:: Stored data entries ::
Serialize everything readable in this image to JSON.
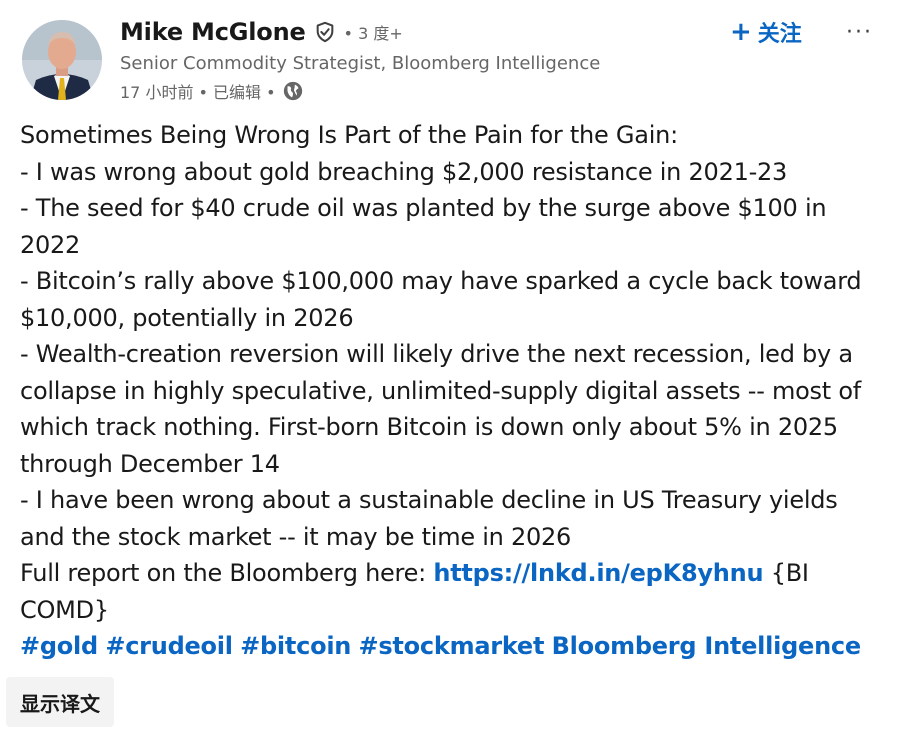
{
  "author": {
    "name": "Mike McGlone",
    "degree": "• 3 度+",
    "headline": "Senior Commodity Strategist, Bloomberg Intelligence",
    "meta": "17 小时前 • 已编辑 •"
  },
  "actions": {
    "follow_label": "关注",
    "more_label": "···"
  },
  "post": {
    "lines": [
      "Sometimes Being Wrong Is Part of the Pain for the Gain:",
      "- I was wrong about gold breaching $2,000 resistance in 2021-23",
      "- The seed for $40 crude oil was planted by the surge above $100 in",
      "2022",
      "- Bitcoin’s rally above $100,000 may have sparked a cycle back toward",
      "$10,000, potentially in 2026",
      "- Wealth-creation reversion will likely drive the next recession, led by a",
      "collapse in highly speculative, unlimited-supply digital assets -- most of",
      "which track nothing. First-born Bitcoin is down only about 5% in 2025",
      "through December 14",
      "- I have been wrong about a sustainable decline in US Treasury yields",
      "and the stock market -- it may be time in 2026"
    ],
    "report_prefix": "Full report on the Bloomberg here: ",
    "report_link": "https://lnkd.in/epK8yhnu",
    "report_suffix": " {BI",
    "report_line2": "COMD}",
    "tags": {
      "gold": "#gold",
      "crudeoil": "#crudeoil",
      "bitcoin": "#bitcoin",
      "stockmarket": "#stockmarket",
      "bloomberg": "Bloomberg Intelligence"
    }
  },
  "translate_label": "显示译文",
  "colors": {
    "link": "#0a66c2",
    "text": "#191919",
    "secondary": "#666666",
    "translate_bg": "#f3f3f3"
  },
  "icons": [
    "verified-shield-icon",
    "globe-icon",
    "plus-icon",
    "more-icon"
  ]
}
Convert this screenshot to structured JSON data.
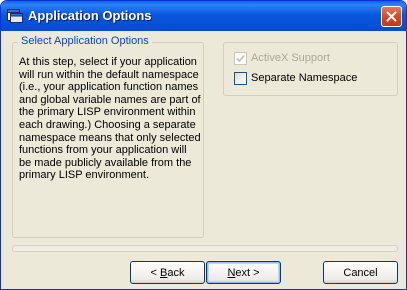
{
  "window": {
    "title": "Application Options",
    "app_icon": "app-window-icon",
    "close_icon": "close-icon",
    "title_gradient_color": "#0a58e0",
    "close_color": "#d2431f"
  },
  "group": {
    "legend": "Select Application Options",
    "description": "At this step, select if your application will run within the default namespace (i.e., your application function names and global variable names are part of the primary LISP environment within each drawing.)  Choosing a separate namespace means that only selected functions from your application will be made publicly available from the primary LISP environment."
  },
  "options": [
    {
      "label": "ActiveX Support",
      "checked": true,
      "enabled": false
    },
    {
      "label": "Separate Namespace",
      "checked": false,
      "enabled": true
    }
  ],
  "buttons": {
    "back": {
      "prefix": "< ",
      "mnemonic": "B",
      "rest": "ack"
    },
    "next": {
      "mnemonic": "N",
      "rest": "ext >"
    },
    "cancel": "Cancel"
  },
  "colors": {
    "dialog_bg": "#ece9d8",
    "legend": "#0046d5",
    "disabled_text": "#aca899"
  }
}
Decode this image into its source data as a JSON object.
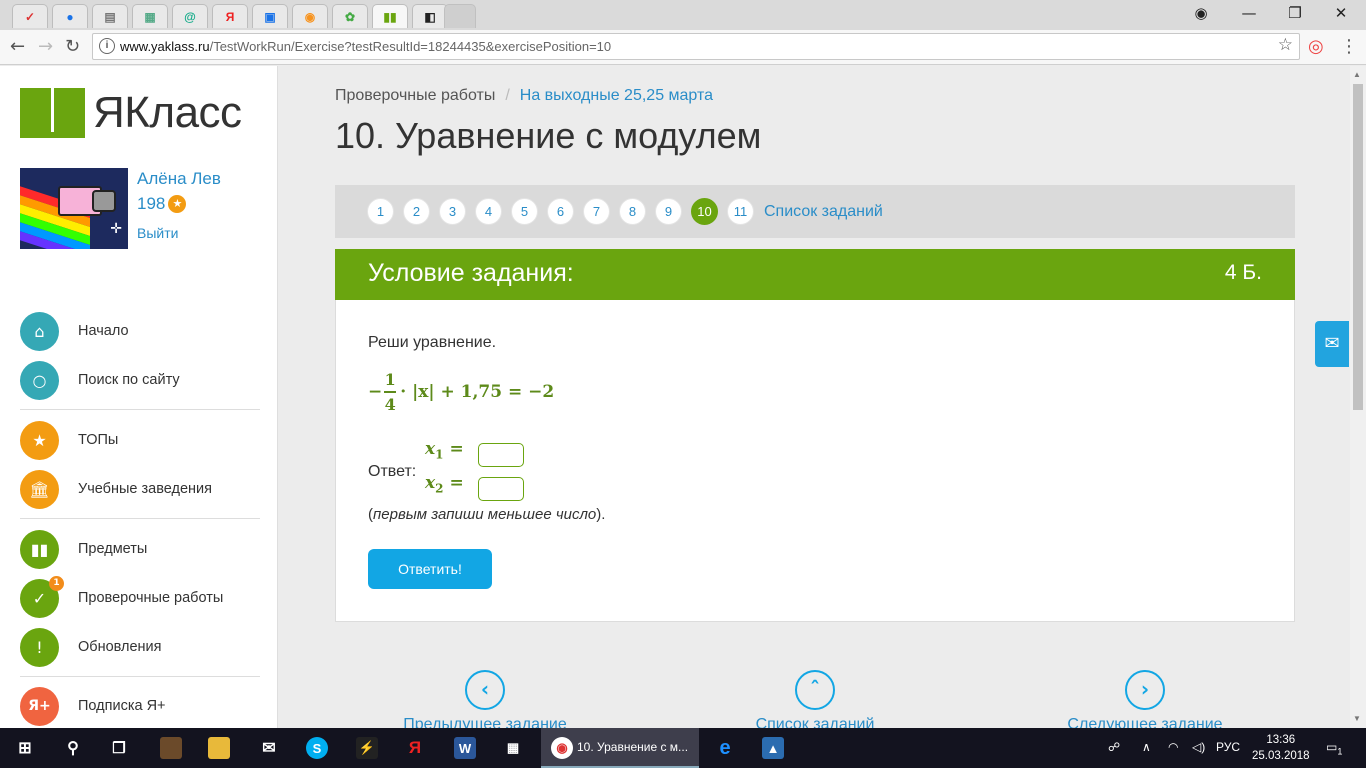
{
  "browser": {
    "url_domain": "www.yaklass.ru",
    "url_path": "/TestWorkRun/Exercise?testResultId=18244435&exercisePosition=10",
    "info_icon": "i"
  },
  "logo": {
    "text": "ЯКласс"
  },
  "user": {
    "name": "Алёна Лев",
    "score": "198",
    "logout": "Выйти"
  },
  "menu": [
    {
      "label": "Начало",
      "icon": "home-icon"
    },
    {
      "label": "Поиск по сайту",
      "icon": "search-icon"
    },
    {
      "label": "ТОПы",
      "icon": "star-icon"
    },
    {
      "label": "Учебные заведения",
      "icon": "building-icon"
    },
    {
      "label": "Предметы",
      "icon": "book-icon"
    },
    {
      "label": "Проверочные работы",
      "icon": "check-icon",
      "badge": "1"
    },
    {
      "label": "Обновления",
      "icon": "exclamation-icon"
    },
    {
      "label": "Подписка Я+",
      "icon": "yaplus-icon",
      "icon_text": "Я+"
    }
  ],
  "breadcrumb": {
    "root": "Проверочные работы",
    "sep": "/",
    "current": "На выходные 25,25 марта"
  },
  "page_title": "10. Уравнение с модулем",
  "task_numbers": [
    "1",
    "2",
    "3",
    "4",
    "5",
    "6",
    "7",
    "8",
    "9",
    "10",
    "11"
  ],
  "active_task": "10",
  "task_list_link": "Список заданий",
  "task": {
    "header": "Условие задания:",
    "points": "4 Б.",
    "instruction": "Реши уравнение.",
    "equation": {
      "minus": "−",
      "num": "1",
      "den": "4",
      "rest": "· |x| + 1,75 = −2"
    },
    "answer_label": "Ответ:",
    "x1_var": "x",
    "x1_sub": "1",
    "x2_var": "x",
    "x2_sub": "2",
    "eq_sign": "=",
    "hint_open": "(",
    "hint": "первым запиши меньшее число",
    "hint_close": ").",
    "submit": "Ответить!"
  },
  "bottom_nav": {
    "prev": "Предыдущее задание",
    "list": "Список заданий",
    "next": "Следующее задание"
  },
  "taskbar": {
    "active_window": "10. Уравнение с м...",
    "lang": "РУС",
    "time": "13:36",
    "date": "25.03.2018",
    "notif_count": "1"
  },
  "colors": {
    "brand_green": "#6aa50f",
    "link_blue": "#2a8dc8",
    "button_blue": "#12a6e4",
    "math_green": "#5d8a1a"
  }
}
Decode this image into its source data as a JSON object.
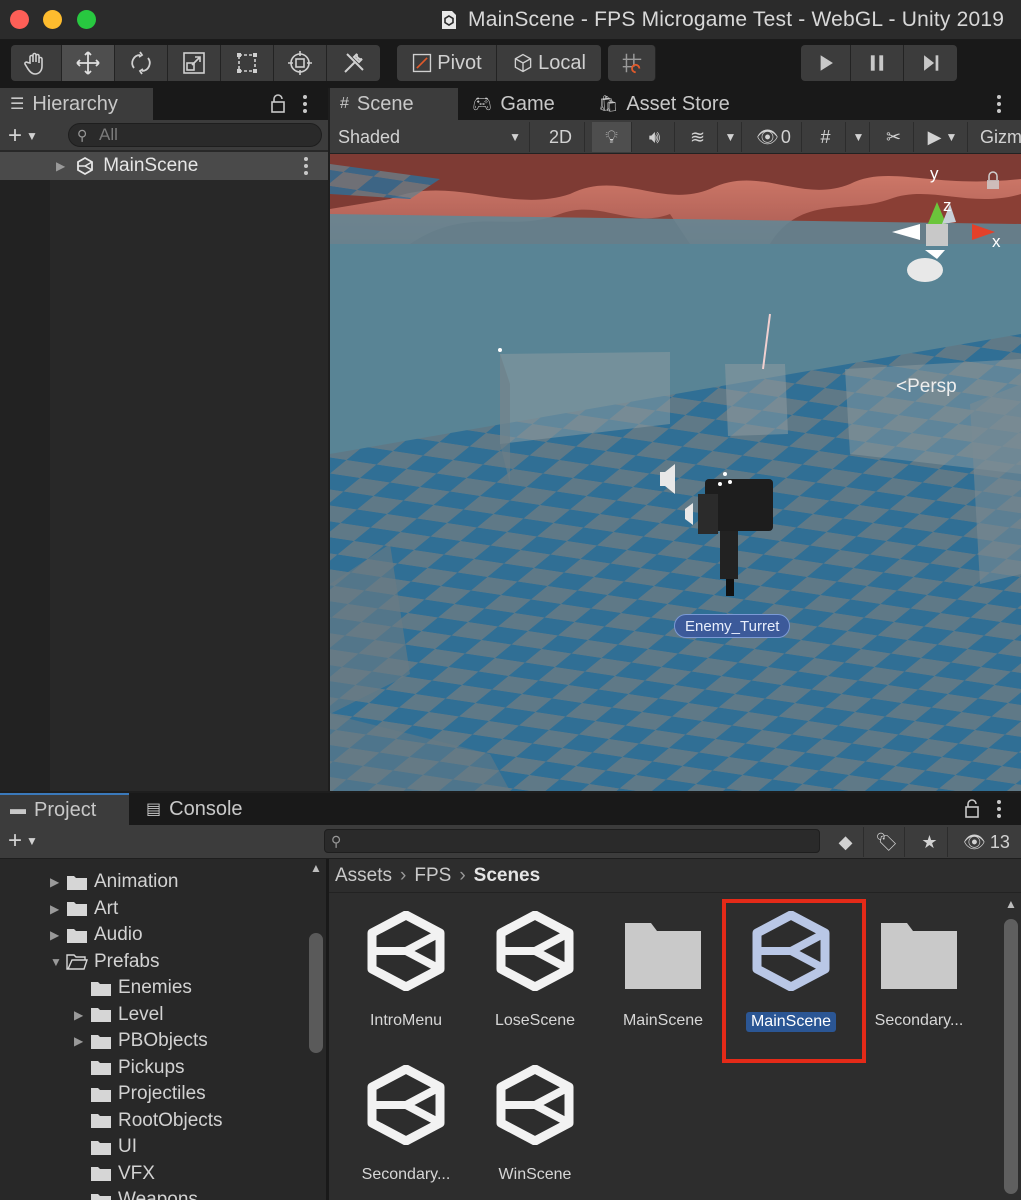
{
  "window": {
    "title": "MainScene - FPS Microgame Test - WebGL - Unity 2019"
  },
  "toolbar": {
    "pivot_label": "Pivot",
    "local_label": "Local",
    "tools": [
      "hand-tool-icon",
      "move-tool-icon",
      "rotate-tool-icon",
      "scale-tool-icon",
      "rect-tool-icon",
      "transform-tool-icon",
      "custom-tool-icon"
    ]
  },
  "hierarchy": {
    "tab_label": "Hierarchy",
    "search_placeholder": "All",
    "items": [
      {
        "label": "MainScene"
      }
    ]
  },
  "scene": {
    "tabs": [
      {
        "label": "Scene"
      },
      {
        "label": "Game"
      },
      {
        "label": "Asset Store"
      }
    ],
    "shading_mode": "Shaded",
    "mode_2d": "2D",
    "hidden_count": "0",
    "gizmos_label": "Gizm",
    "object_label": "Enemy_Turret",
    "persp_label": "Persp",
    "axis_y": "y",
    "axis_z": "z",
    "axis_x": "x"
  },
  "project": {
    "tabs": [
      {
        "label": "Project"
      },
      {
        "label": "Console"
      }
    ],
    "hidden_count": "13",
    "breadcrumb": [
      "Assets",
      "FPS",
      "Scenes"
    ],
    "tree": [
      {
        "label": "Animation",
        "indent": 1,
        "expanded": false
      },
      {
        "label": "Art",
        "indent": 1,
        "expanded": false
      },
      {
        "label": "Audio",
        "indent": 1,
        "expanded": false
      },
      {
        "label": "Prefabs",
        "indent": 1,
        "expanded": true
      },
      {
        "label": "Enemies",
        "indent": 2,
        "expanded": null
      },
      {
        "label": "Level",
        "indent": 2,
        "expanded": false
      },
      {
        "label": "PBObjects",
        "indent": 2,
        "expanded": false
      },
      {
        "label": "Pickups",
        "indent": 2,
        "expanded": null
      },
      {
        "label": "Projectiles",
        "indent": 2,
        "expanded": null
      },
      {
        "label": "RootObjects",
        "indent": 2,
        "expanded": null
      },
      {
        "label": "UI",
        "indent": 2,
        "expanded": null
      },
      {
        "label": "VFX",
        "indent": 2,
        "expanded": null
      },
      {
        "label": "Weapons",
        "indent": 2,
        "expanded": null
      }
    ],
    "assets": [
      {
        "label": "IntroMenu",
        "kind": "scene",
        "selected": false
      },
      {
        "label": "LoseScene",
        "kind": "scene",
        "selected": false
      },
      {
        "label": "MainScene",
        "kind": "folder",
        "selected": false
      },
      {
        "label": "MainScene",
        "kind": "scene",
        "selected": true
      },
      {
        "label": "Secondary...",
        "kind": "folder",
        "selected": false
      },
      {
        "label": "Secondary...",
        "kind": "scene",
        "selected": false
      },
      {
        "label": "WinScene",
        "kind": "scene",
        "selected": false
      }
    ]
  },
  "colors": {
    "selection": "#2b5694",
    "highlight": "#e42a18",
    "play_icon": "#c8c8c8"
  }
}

:: YOUR TASK ::
In the records above, collect each line with "задание".

:: SOLUTION TO THE PROBLEM ::
    "prev": "Предыдущее задание",
    "next": "Следующее задание"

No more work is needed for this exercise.